## [WHAT YOU HAVE TO DO]
Every entry must be copied word for word.

## [DATA]
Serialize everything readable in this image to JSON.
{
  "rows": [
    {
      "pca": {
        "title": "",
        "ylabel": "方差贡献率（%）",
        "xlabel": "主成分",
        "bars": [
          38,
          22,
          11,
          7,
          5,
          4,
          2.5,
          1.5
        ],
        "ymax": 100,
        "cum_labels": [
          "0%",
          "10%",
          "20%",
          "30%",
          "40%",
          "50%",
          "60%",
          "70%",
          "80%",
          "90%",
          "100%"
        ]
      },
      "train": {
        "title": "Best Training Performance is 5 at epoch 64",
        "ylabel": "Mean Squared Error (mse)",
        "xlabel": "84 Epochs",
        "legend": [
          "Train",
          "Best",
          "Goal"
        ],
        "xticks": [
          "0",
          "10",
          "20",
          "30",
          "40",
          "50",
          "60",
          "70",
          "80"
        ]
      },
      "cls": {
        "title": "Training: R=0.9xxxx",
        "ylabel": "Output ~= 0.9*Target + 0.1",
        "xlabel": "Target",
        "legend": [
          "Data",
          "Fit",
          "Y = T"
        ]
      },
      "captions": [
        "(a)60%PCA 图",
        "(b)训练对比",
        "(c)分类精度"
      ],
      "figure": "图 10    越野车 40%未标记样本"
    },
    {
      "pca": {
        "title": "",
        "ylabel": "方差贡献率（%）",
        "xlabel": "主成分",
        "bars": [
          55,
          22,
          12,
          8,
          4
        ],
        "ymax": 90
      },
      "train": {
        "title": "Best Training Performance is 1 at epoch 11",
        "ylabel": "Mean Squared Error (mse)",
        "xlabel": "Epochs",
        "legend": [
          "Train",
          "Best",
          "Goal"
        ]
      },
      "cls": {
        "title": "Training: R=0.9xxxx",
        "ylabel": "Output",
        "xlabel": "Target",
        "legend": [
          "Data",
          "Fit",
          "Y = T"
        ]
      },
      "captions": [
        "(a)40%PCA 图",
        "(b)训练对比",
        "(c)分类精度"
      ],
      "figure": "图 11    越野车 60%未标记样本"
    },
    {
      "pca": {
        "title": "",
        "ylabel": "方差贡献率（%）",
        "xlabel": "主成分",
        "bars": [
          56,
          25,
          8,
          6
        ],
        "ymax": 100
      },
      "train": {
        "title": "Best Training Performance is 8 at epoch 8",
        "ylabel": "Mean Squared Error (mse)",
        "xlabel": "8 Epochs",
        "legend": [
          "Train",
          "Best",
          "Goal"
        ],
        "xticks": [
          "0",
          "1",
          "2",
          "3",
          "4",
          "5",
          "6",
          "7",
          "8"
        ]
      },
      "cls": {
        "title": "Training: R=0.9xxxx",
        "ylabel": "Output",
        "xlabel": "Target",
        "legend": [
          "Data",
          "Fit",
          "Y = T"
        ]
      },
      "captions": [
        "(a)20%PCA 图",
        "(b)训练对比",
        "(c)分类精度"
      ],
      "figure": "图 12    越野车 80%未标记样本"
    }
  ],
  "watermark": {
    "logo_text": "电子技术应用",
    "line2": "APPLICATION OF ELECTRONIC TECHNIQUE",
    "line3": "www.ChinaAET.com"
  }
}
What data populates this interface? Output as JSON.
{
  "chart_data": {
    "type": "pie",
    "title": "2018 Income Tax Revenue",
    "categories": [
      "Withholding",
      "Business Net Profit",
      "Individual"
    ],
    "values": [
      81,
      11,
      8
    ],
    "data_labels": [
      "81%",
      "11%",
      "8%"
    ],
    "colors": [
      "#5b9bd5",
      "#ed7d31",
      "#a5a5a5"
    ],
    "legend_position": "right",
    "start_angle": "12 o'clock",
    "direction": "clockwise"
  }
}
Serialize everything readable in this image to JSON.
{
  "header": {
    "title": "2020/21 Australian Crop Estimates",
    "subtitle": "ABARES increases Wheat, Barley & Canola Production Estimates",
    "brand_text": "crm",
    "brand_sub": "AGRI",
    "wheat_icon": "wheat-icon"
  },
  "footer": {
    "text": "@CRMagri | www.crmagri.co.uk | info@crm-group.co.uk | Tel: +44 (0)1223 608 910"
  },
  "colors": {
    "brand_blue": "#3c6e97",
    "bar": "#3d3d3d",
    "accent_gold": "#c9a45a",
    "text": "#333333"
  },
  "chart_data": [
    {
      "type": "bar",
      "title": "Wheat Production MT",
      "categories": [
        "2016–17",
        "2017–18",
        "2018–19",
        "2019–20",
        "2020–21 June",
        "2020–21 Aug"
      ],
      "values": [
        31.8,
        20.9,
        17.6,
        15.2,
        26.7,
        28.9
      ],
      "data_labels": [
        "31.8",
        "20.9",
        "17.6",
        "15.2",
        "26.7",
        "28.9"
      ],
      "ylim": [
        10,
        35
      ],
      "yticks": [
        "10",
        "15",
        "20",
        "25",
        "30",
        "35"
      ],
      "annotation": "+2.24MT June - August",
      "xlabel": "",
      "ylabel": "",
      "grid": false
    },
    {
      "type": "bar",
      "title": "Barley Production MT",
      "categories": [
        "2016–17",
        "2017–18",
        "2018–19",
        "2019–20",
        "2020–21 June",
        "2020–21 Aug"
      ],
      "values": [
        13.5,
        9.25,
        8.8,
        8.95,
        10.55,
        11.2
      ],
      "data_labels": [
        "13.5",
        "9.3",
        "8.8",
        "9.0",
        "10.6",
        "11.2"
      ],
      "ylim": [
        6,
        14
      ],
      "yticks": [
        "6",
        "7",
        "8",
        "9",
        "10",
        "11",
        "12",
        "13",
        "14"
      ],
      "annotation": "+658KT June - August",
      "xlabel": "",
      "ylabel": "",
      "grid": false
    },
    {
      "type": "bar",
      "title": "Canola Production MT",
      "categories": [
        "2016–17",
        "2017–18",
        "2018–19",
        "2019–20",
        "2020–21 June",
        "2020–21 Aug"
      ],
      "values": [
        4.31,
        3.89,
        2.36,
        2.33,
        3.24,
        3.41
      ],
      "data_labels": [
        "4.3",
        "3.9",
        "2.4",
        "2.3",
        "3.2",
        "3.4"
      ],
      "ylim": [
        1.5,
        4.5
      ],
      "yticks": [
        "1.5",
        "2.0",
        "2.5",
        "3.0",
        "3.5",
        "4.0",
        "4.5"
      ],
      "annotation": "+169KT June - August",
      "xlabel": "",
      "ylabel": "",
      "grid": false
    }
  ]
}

## [FULL ANSWER]
Serialize everything readable in this image to JSON.
{
  "rows": [
    {
      "pca": {
        "title": "",
        "ylabel": "方差贡献率（%）",
        "xlabel": "主成分",
        "bars": [
          38,
          22,
          11,
          7,
          5,
          4,
          2.5,
          1.5
        ],
        "ymax": 100,
        "cum_labels": [
          "0%",
          "10%",
          "20%",
          "30%",
          "40%",
          "50%",
          "60%",
          "70%",
          "80%",
          "90%",
          "100%"
        ]
      },
      "train": {
        "title": "Best Training Performance is 5 at epoch 64",
        "ylabel": "Mean Squared Error (mse)",
        "xlabel": "84 Epochs",
        "legend": [
          "Train",
          "Best",
          "Goal"
        ],
        "xticks": [
          "0",
          "10",
          "20",
          "30",
          "40",
          "50",
          "60",
          "70",
          "80"
        ]
      },
      "cls": {
        "title": "Training: R=0.9xxxx",
        "ylabel": "Output ~= 0.9*Target + 0.1",
        "xlabel": "Target",
        "legend": [
          "Data",
          "Fit",
          "Y = T"
        ]
      },
      "captions": [
        "(a)60%PCA 图",
        "(b)训练对比",
        "(c)分类精度"
      ],
      "figure": "图 10    越野车 40%未标记样本"
    },
    {
      "pca": {
        "title": "",
        "ylabel": "方差贡献率（%）",
        "xlabel": "主成分",
        "bars": [
          55,
          22,
          12,
          8,
          4
        ],
        "ymax": 90
      },
      "train": {
        "title": "Best Training Performance is 1 at epoch 11",
        "ylabel": "Mean Squared Error (mse)",
        "xlabel": "Epochs",
        "legend": [
          "Train",
          "Best",
          "Goal"
        ]
      },
      "cls": {
        "title": "Training: R=0.9xxxx",
        "ylabel": "Output",
        "xlabel": "Target",
        "legend": [
          "Data",
          "Fit",
          "Y = T"
        ]
      },
      "captions": [
        "(a)40%PCA 图",
        "(b)训练对比",
        "(c)分类精度"
      ],
      "figure": "图 11    越野车 60%未标记样本"
    },
    {
      "pca": {
        "title": "",
        "ylabel": "方差贡献率（%）",
        "xlabel": "主成分",
        "bars": [
          56,
          25,
          8,
          6
        ],
        "ymax": 100
      },
      "train": {
        "title": "Best Training Performance is 8 at epoch 8",
        "ylabel": "Mean Squared Error (mse)",
        "xlabel": "8 Epochs",
        "legend": [
          "Train",
          "Best",
          "Goal"
        ],
        "xticks": [
          "0",
          "1",
          "2",
          "3",
          "4",
          "5",
          "6",
          "7",
          "8"
        ]
      },
      "cls": {
        "title": "Training: R=0.9xxxx",
        "ylabel": "Output",
        "xlabel": "Target",
        "legend": [
          "Data",
          "Fit",
          "Y = T"
        ]
      },
      "captions": [
        "(a)20%PCA 图",
        "(b)训练对比",
        "(c)分类精度"
      ],
      "figure": "图 12    越野车 80%未标记样本"
    }
  ],
  "watermark": {
    "logo_text": "电子技术应用",
    "line2": "APPLICATION OF ELECTRONIC TECHNIQUE",
    "line3": "www.ChinaAET.com"
  }
}
What data populates this interface? Output as JSON.
{
  "chart_data": {
    "type": "pie",
    "title": "2018 Income Tax Revenue",
    "categories": [
      "Withholding",
      "Business Net Profit",
      "Individual"
    ],
    "values": [
      81,
      11,
      8
    ],
    "data_labels": [
      "81%",
      "11%",
      "8%"
    ],
    "colors": [
      "#5b9bd5",
      "#ed7d31",
      "#a5a5a5"
    ],
    "legend_position": "right",
    "start_angle": "12 o'clock",
    "direction": "clockwise"
  }
}
Serialize everything readable in this image to JSON.
{
  "header": {
    "title": "2020/21 Australian Crop Estimates",
    "subtitle": "ABARES increases Wheat, Barley & Canola Production Estimates",
    "brand_text": "crm",
    "brand_sub": "AGRI",
    "wheat_icon": "wheat-icon"
  },
  "footer": {
    "text": "@CRMagri | www.crmagri.co.uk | info@crm-group.co.uk | Tel: +44 (0)1223 608 910"
  },
  "colors": {
    "brand_blue": "#3c6e97",
    "bar": "#3d3d3d",
    "accent_gold": "#c9a45a",
    "text": "#333333"
  },
  "chart_data": [
    {
      "type": "bar",
      "title": "Wheat Production MT",
      "categories": [
        "2016–17",
        "2017–18",
        "2018–19",
        "2019–20",
        "2020–21 June",
        "2020–21 Aug"
      ],
      "values": [
        31.8,
        20.9,
        17.6,
        15.2,
        26.7,
        28.9
      ],
      "data_labels": [
        "31.8",
        "20.9",
        "17.6",
        "15.2",
        "26.7",
        "28.9"
      ],
      "ylim": [
        10,
        35
      ],
      "yticks": [
        "10",
        "15",
        "20",
        "25",
        "30",
        "35"
      ],
      "annotation": "+2.24MT June - August",
      "xlabel": "",
      "ylabel": "",
      "grid": false
    },
    {
      "type": "bar",
      "title": "Barley Production MT",
      "categories": [
        "2016–17",
        "2017–18",
        "2018–19",
        "2019–20",
        "2020–21 June",
        "2020–21 Aug"
      ],
      "values": [
        13.5,
        9.25,
        8.8,
        8.95,
        10.55,
        11.2
      ],
      "data_labels": [
        "13.5",
        "9.3",
        "8.8",
        "9.0",
        "10.6",
        "11.2"
      ],
      "ylim": [
        6,
        14
      ],
      "yticks": [
        "6",
        "7",
        "8",
        "9",
        "10",
        "11",
        "12",
        "13",
        "14"
      ],
      "annotation": "+658KT June - August",
      "xlabel": "",
      "ylabel": "",
      "grid": false
    },
    {
      "type": "bar",
      "title": "Canola Production MT",
      "categories": [
        "2016–17",
        "2017–18",
        "2018–19",
        "2019–20",
        "2020–21 June",
        "2020–21 Aug"
      ],
      "values": [
        4.31,
        3.89,
        2.36,
        2.33,
        3.24,
        3.41
      ],
      "data_labels": [
        "4.3",
        "3.9",
        "2.4",
        "2.3",
        "3.2",
        "3.4"
      ],
      "ylim": [
        1.5,
        4.5
      ],
      "yticks": [
        "1.5",
        "2.0",
        "2.5",
        "3.0",
        "3.5",
        "4.0",
        "4.5"
      ],
      "annotation": "+169KT June - August",
      "xlabel": "",
      "ylabel": "",
      "grid": false
    }
  ]
}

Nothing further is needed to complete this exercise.